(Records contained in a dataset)

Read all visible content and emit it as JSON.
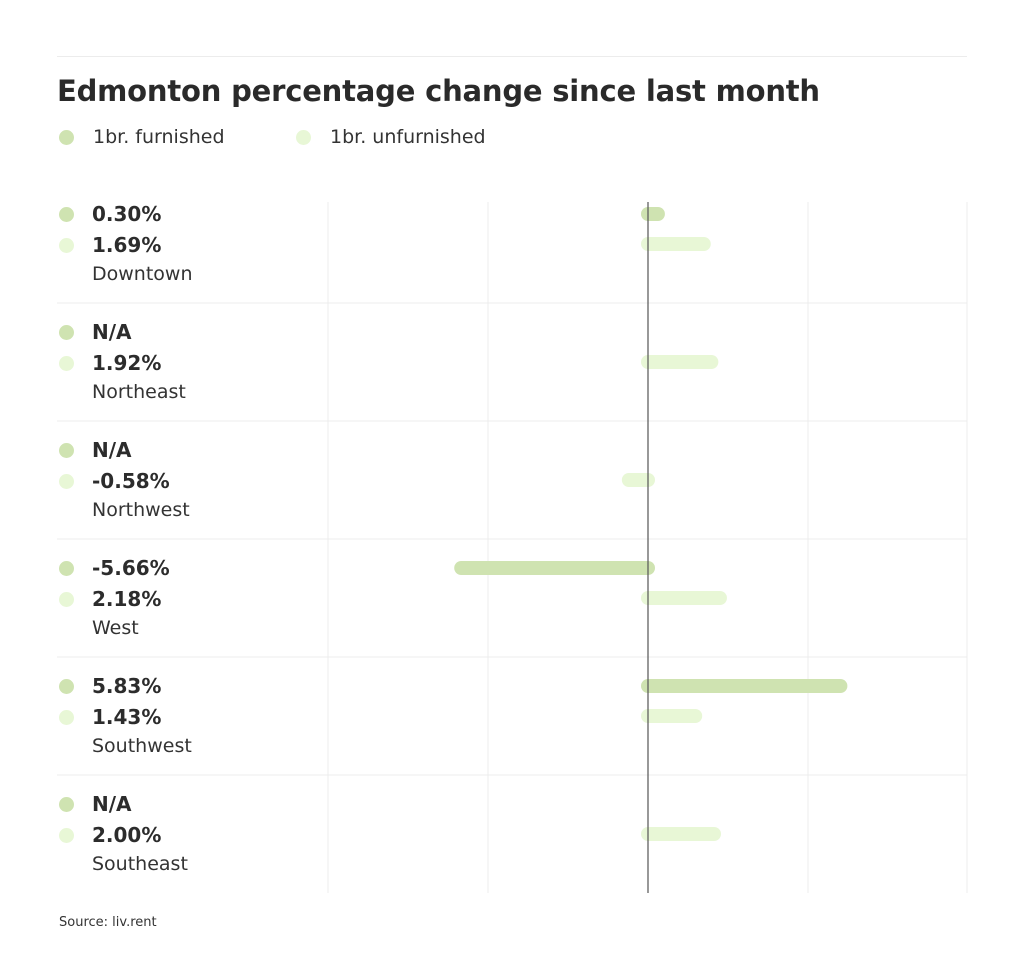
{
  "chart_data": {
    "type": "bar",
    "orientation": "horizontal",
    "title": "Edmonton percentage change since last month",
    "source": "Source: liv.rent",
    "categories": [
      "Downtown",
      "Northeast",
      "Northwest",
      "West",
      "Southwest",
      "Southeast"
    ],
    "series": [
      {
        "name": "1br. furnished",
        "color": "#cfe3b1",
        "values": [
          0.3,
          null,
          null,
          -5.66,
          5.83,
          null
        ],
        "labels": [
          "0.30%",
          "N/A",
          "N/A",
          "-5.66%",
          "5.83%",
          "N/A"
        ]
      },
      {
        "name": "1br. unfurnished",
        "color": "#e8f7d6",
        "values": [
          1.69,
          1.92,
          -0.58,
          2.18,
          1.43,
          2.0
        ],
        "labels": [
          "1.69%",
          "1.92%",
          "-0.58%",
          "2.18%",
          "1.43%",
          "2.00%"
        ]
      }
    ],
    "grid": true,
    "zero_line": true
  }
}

* [WRITTEN INSTRUCTION]: Extract the full listing above verbatim; pictures are to be left out of the copy.

* [PROBLEM SOLUTION]:
Read all visible content and emit it as JSON.
{
  "chart_data": {
    "type": "bar",
    "orientation": "horizontal",
    "title": "Edmonton percentage change since last month",
    "source": "Source: liv.rent",
    "categories": [
      "Downtown",
      "Northeast",
      "Northwest",
      "West",
      "Southwest",
      "Southeast"
    ],
    "series": [
      {
        "name": "1br. furnished",
        "color": "#cfe3b1",
        "values": [
          0.3,
          null,
          null,
          -5.66,
          5.83,
          null
        ],
        "labels": [
          "0.30%",
          "N/A",
          "N/A",
          "-5.66%",
          "5.83%",
          "N/A"
        ]
      },
      {
        "name": "1br. unfurnished",
        "color": "#e8f7d6",
        "values": [
          1.69,
          1.92,
          -0.58,
          2.18,
          1.43,
          2.0
        ],
        "labels": [
          "1.69%",
          "1.92%",
          "-0.58%",
          "2.18%",
          "1.43%",
          "2.00%"
        ]
      }
    ],
    "grid": true,
    "zero_line": true
  }
}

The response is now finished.